**MATERIAL FOR THE TASK**

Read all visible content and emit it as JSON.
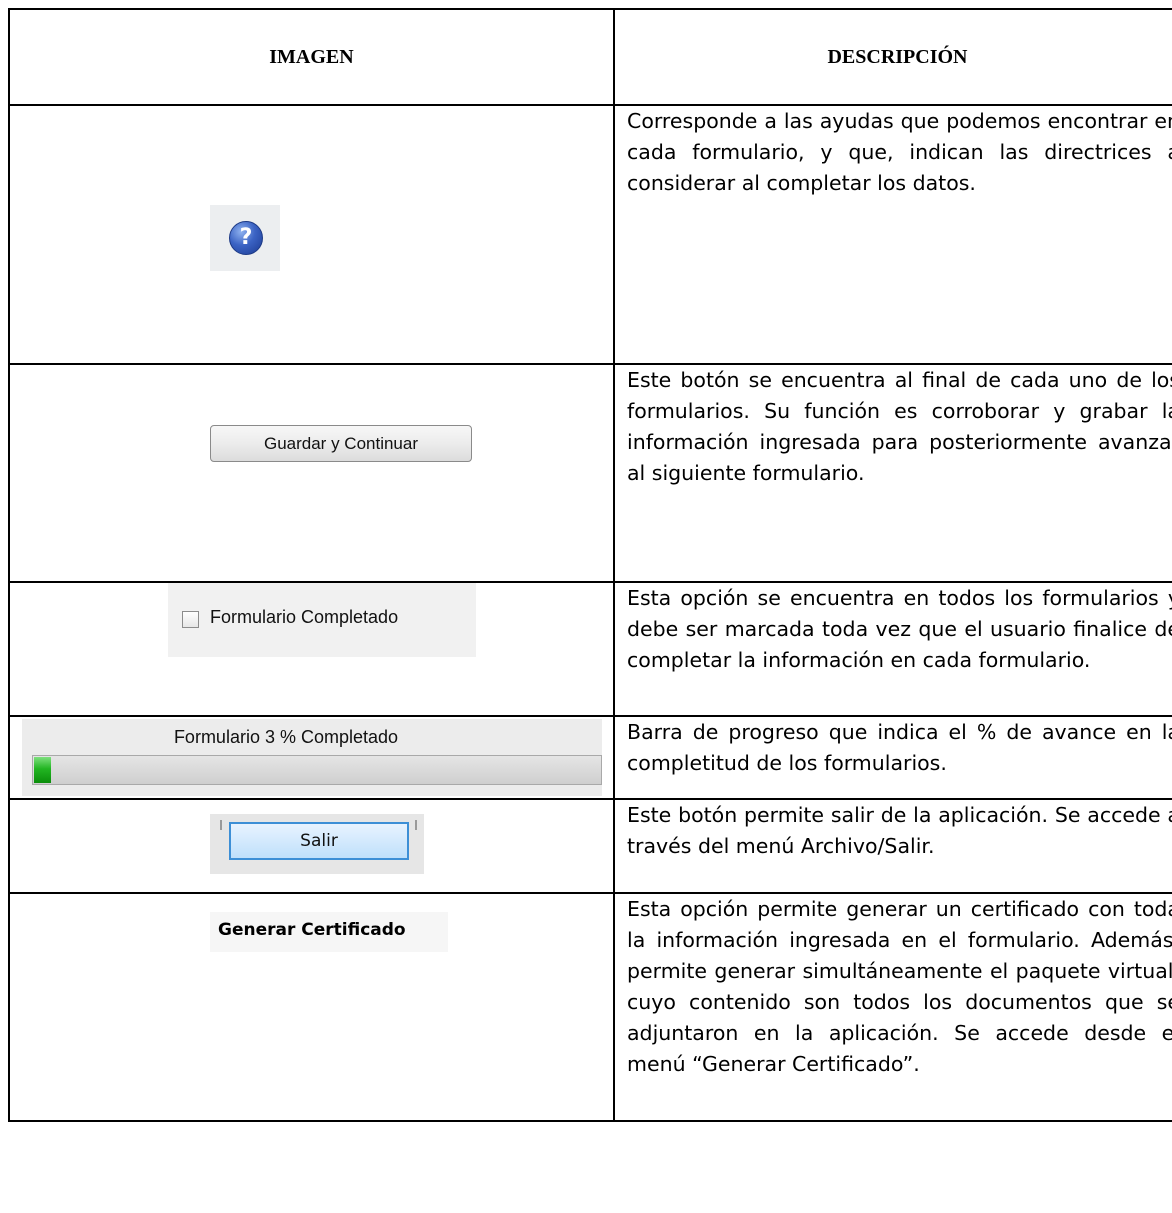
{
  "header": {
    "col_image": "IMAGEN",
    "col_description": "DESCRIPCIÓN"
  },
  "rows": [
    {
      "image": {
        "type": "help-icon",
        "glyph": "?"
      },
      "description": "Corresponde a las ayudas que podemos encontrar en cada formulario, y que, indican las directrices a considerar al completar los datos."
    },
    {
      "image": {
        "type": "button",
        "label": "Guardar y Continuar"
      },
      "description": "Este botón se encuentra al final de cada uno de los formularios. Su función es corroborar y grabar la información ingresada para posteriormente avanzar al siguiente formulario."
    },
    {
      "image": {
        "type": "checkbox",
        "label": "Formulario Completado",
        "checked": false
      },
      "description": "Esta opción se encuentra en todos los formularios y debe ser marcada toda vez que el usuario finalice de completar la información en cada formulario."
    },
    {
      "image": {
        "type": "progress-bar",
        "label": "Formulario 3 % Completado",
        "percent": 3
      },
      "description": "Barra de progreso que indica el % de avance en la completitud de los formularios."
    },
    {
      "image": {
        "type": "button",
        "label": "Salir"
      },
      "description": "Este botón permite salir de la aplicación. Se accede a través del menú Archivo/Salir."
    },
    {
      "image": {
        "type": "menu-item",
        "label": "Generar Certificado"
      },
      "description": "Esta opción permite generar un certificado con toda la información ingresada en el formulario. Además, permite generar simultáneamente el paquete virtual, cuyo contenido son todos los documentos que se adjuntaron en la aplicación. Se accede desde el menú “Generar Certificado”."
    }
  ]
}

**OBJECTIVE**
Within the entries above, work out how many lines contain the word "menú". The number alone is the answer.

**FINISHED TASK**
2